*YOUR GOAL:*
Retype the stretch of the listing from the line containing "legend-label-500: 500 MW — [306, 18, 351, 32]" through the line containing "bar-ww-1 — [114, 344, 133, 467]", both included, with every character kept as it appears.

━━━ ENTRIES ━━━

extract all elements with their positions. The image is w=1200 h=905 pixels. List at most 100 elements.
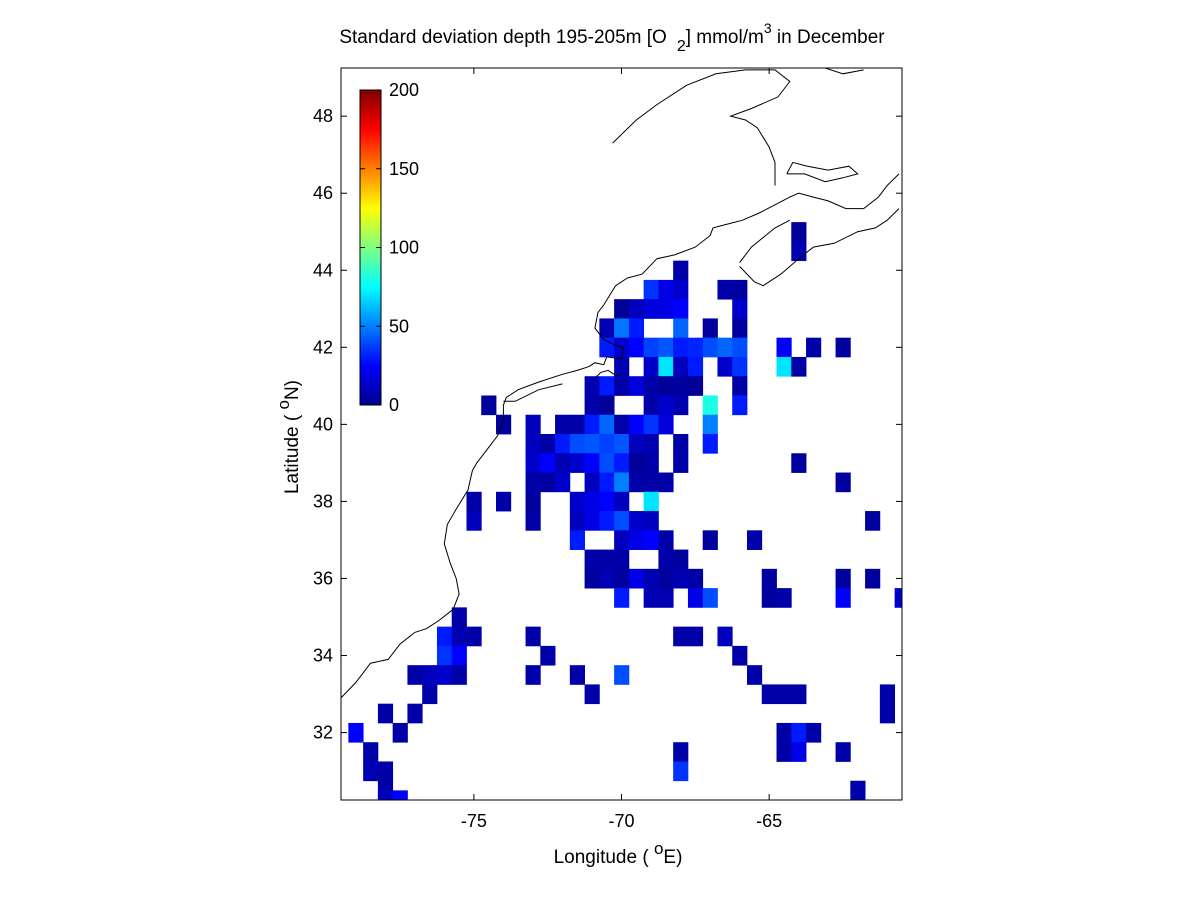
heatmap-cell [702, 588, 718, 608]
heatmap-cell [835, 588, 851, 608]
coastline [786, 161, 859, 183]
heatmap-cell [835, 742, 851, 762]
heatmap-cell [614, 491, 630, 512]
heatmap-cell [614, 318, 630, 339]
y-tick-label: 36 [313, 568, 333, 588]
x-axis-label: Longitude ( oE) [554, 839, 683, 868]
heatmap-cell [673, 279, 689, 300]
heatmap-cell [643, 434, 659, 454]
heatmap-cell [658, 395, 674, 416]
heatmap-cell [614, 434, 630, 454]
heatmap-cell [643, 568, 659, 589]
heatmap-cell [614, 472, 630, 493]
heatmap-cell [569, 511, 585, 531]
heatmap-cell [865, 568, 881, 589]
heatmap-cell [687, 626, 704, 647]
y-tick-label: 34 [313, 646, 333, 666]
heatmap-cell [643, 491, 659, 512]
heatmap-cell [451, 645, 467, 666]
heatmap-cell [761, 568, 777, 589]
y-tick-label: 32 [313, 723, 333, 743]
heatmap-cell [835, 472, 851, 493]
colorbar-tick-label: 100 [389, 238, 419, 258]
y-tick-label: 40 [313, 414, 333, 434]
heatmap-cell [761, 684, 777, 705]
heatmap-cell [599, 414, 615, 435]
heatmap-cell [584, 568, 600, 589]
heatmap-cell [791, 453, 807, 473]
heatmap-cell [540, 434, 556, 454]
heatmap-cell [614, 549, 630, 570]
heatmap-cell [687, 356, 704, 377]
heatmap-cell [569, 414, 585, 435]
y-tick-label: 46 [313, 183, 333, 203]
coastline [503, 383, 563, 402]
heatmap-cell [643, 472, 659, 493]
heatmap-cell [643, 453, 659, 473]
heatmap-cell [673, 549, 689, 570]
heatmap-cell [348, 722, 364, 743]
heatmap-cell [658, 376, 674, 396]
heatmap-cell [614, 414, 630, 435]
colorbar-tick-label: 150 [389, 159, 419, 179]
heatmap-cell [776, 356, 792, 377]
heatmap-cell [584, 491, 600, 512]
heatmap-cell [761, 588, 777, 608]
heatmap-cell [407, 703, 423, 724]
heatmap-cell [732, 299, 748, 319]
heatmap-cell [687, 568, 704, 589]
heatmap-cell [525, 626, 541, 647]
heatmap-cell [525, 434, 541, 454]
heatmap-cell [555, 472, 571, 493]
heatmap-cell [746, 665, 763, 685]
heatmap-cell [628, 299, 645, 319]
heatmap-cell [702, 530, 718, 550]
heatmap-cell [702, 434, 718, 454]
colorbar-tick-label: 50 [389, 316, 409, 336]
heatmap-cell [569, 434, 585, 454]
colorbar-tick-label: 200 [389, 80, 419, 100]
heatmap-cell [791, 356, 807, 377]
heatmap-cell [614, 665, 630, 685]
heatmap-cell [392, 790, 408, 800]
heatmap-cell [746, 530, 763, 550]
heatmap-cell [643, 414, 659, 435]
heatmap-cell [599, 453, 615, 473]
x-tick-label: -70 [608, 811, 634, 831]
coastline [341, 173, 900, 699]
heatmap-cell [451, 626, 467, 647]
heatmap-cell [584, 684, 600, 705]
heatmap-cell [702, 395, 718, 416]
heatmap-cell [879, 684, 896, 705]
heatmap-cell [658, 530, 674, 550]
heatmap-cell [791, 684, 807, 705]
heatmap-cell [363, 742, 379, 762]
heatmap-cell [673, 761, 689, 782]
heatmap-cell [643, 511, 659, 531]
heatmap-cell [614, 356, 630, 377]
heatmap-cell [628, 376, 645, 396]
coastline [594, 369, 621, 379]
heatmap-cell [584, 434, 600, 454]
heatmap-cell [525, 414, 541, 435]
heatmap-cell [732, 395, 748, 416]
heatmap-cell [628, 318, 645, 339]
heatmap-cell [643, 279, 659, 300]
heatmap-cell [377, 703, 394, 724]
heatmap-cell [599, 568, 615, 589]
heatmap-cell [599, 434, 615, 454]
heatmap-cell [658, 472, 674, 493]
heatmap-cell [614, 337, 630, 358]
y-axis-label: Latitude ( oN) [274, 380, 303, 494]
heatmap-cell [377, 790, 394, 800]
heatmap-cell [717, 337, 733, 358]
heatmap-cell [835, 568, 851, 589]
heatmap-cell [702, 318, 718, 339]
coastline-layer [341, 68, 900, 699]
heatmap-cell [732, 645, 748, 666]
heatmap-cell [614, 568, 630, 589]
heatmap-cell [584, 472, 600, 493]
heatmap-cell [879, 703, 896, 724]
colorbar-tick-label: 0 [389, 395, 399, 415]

━━━
━━━ ENTRIES ━━━

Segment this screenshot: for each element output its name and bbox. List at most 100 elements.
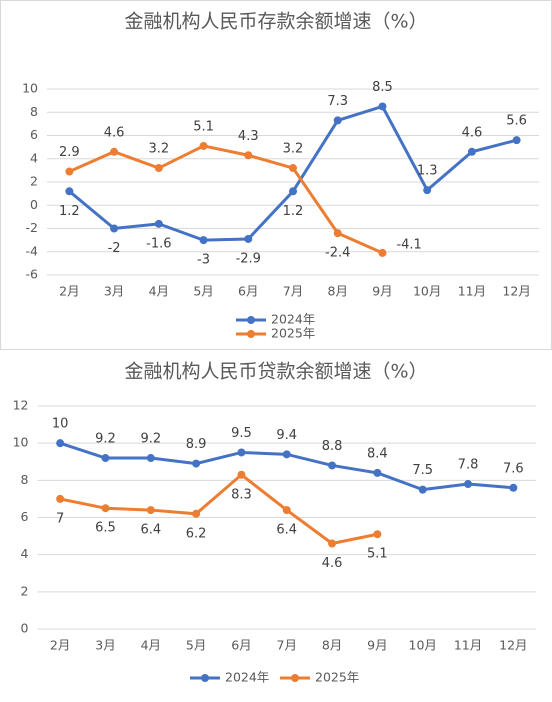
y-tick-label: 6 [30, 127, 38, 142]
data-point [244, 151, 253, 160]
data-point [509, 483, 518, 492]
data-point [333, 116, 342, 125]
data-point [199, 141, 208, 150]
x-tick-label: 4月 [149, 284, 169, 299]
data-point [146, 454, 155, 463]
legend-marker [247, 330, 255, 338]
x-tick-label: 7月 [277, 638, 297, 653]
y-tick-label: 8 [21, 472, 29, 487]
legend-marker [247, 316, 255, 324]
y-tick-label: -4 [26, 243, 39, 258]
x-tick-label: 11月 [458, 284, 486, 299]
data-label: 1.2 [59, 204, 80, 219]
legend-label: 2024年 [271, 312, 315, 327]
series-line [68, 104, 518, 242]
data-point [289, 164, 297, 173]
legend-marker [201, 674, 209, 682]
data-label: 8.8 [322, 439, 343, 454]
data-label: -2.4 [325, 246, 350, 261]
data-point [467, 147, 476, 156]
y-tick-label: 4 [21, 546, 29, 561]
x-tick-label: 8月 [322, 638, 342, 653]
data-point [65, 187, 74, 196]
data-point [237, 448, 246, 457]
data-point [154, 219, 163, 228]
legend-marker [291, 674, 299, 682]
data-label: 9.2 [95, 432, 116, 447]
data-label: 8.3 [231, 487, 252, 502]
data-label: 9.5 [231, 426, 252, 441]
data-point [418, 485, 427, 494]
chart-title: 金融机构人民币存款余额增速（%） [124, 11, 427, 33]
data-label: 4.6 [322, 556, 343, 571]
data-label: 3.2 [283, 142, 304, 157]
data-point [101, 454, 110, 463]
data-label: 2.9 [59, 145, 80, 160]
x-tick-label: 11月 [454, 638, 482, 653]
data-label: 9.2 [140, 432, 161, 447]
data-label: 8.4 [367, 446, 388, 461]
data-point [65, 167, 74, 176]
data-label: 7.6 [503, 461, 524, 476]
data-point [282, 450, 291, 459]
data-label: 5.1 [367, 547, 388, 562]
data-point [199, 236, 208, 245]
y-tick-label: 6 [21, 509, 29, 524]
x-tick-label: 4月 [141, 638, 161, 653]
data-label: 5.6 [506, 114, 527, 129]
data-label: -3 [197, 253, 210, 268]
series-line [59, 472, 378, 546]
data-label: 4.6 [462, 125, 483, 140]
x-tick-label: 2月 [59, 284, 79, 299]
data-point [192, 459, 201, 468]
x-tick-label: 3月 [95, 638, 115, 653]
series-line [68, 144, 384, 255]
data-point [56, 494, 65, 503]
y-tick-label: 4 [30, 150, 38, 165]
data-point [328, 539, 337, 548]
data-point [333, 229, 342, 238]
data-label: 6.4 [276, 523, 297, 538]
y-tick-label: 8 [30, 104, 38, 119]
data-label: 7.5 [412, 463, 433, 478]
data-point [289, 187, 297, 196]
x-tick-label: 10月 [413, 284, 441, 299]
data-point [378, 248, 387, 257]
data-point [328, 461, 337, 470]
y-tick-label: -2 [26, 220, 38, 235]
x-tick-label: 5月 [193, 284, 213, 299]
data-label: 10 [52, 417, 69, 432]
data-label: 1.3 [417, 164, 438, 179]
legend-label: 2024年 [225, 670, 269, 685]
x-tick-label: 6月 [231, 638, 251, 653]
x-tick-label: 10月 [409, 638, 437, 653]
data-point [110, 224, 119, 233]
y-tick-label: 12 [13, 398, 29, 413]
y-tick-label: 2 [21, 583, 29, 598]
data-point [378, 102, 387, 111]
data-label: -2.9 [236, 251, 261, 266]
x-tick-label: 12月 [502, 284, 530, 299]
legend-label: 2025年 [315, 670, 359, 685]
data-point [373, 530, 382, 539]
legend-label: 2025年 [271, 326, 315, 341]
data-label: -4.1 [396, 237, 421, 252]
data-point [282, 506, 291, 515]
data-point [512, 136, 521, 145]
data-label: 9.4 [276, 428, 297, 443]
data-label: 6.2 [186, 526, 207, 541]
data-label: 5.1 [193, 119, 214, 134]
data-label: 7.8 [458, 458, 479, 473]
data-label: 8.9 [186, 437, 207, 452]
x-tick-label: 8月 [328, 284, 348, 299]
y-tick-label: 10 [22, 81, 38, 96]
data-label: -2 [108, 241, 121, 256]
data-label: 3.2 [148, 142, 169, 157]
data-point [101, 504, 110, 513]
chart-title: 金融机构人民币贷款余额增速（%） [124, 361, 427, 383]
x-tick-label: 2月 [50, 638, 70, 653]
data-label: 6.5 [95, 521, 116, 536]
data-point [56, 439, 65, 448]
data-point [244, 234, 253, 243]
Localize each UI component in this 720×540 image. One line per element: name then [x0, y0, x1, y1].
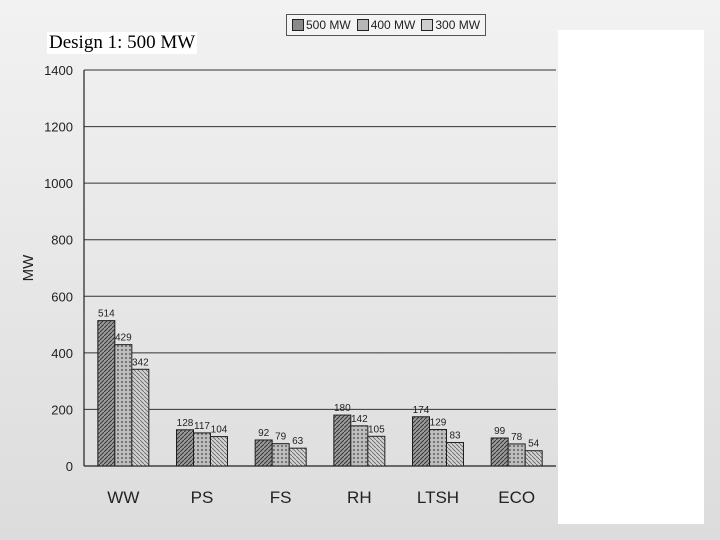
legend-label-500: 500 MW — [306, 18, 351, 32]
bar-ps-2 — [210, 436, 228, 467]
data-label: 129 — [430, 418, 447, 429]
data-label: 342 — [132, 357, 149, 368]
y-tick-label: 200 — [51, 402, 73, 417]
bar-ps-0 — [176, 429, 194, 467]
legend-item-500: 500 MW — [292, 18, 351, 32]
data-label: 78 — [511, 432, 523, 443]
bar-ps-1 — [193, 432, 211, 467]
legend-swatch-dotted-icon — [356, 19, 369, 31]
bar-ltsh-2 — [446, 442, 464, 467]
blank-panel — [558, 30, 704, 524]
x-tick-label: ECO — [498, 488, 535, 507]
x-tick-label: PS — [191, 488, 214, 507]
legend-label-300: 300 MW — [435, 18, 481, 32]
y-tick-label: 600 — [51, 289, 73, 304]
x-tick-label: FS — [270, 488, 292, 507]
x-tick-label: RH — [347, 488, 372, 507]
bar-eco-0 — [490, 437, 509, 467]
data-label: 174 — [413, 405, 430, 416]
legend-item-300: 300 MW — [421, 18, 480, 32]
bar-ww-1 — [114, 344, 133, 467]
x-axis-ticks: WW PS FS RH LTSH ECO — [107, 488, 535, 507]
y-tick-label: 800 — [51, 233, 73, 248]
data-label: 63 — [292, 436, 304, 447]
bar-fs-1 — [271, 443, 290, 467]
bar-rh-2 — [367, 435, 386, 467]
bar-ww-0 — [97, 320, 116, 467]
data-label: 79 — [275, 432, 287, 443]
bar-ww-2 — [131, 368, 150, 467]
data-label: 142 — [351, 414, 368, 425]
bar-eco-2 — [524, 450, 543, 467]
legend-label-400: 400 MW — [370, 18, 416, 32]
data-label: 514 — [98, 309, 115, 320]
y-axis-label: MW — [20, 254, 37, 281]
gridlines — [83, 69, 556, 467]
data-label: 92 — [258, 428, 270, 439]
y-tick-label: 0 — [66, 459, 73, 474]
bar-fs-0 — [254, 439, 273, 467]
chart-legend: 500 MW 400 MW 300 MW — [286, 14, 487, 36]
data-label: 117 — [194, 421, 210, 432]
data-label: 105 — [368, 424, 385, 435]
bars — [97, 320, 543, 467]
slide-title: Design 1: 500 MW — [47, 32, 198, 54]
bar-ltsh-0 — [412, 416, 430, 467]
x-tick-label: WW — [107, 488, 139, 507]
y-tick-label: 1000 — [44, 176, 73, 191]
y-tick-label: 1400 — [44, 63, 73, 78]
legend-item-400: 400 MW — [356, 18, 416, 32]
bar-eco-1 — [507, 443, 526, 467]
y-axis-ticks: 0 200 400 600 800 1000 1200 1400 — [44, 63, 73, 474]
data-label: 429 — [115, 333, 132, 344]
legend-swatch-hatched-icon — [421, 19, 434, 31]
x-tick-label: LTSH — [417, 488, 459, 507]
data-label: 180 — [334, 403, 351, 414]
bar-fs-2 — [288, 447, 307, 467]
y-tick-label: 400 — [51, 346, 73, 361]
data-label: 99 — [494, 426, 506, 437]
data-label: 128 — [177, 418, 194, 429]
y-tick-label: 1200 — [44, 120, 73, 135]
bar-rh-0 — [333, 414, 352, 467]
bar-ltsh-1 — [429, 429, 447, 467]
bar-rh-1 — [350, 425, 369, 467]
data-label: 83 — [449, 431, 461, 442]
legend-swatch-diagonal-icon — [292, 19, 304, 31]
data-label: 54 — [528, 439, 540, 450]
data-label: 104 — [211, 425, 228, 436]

━━━

*FINISHED TASK:*
legend-label-500: 500 MW — [306, 18, 351, 32]
bar-ps-2 — [210, 436, 228, 467]
data-label: 129 — [430, 418, 447, 429]
data-label: 342 — [132, 357, 149, 368]
y-tick-label: 200 — [51, 402, 73, 417]
bar-ps-0 — [176, 429, 194, 467]
legend-item-500: 500 MW — [292, 18, 351, 32]
data-label: 78 — [511, 432, 523, 443]
bar-ps-1 — [193, 432, 211, 467]
legend-swatch-dotted-icon — [356, 19, 369, 31]
bar-ltsh-2 — [446, 442, 464, 467]
blank-panel — [558, 30, 704, 524]
x-tick-label: ECO — [498, 488, 535, 507]
x-tick-label: PS — [191, 488, 214, 507]
legend-label-300: 300 MW — [435, 18, 481, 32]
y-tick-label: 600 — [51, 289, 73, 304]
x-tick-label: FS — [270, 488, 292, 507]
x-tick-label: RH — [347, 488, 372, 507]
bar-eco-0 — [490, 437, 509, 467]
data-label: 174 — [413, 405, 430, 416]
legend-item-300: 300 MW — [421, 18, 480, 32]
bar-ww-1 — [114, 344, 133, 467]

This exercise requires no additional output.